--- BEGIN Dataset rows ---
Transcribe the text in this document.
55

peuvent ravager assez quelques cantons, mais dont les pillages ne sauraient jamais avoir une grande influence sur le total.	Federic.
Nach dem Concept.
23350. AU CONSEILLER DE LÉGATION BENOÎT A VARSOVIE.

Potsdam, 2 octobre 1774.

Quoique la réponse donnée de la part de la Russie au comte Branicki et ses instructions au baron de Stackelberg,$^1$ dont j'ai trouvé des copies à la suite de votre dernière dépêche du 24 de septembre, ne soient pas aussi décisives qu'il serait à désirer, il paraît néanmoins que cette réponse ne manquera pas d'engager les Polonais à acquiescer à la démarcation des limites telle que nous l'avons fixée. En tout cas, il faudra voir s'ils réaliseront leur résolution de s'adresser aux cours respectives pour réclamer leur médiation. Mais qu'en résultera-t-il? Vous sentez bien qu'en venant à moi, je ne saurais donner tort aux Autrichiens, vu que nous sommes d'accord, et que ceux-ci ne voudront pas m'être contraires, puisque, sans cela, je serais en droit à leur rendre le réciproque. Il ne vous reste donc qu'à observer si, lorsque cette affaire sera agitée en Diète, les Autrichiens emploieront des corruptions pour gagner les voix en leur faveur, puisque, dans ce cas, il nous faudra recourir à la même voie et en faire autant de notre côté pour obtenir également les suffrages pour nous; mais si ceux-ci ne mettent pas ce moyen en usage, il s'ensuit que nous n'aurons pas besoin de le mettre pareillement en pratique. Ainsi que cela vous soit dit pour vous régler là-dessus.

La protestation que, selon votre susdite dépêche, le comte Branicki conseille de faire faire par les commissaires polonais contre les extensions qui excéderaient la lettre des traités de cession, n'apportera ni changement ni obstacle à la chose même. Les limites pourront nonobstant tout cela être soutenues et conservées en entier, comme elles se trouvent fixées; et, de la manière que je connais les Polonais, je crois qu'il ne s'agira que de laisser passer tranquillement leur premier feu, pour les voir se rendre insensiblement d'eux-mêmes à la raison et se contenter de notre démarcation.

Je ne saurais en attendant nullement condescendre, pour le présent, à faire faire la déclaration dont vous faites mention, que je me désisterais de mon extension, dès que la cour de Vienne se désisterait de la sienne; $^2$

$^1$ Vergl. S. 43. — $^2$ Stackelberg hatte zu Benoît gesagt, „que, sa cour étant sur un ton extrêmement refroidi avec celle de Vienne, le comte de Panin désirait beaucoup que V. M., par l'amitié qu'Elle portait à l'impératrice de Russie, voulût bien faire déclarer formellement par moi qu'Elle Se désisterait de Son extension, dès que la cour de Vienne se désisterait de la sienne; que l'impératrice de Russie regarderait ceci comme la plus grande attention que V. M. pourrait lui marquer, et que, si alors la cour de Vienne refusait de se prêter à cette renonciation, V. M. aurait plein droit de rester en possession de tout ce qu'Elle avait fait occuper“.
--- END Dataset rows ---
Work instructions:
Write out the records above again, keeping each one identical to the original.

Complete output:
Transcribe the text in this document.
55

peuvent ravager assez quelques cantons, mais dont les pillages ne sauraient jamais avoir une grande influence sur le total.	Federic.
Nach dem Concept.
23350. AU CONSEILLER DE LÉGATION BENOÎT A VARSOVIE.

Potsdam, 2 octobre 1774.

Quoique la réponse donnée de la part de la Russie au comte Branicki et ses instructions au baron de Stackelberg,$^1$ dont j'ai trouvé des copies à la suite de votre dernière dépêche du 24 de septembre, ne soient pas aussi décisives qu'il serait à désirer, il paraît néanmoins que cette réponse ne manquera pas d'engager les Polonais à acquiescer à la démarcation des limites telle que nous l'avons fixée. En tout cas, il faudra voir s'ils réaliseront leur résolution de s'adresser aux cours respectives pour réclamer leur médiation. Mais qu'en résultera-t-il? Vous sentez bien qu'en venant à moi, je ne saurais donner tort aux Autrichiens, vu que nous sommes d'accord, et que ceux-ci ne voudront pas m'être contraires, puisque, sans cela, je serais en droit à leur rendre le réciproque. Il ne vous reste donc qu'à observer si, lorsque cette affaire sera agitée en Diète, les Autrichiens emploieront des corruptions pour gagner les voix en leur faveur, puisque, dans ce cas, il nous faudra recourir à la même voie et en faire autant de notre côté pour obtenir également les suffrages pour nous; mais si ceux-ci ne mettent pas ce moyen en usage, il s'ensuit que nous n'aurons pas besoin de le mettre pareillement en pratique. Ainsi que cela vous soit dit pour vous régler là-dessus.

La protestation que, selon votre susdite dépêche, le comte Branicki conseille de faire faire par les commissaires polonais contre les extensions qui excéderaient la lettre des traités de cession, n'apportera ni changement ni obstacle à la chose même. Les limites pourront nonobstant tout cela être soutenues et conservées en entier, comme elles se trouvent fixées; et, de la manière que je connais les Polonais, je crois qu'il ne s'agira que de laisser passer tranquillement leur premier feu, pour les voir se rendre insensiblement d'eux-mêmes à la raison et se contenter de notre démarcation.

Je ne saurais en attendant nullement condescendre, pour le présent, à faire faire la déclaration dont vous faites mention, que je me désisterais de mon extension, dès que la cour de Vienne se désisterait de la sienne; $^2$

$^1$ Vergl. S. 43. — $^2$ Stackelberg hatte zu Benoît gesagt, „que, sa cour étant sur un ton extrêmement refroidi avec celle de Vienne, le comte de Panin désirait beaucoup que V. M., par l'amitié qu'Elle portait à l'impératrice de Russie, voulût bien faire déclarer formellement par moi qu'Elle Se désisterait de Son extension, dès que la cour de Vienne se désisterait de la sienne; que l'impératrice de Russie regarderait ceci comme la plus grande attention que V. M. pourrait lui marquer, et que, si alors la cour de Vienne refusait de se prêter à cette renonciation, V. M. aurait plein droit de rester en possession de tout ce qu'Elle avait fait occuper“.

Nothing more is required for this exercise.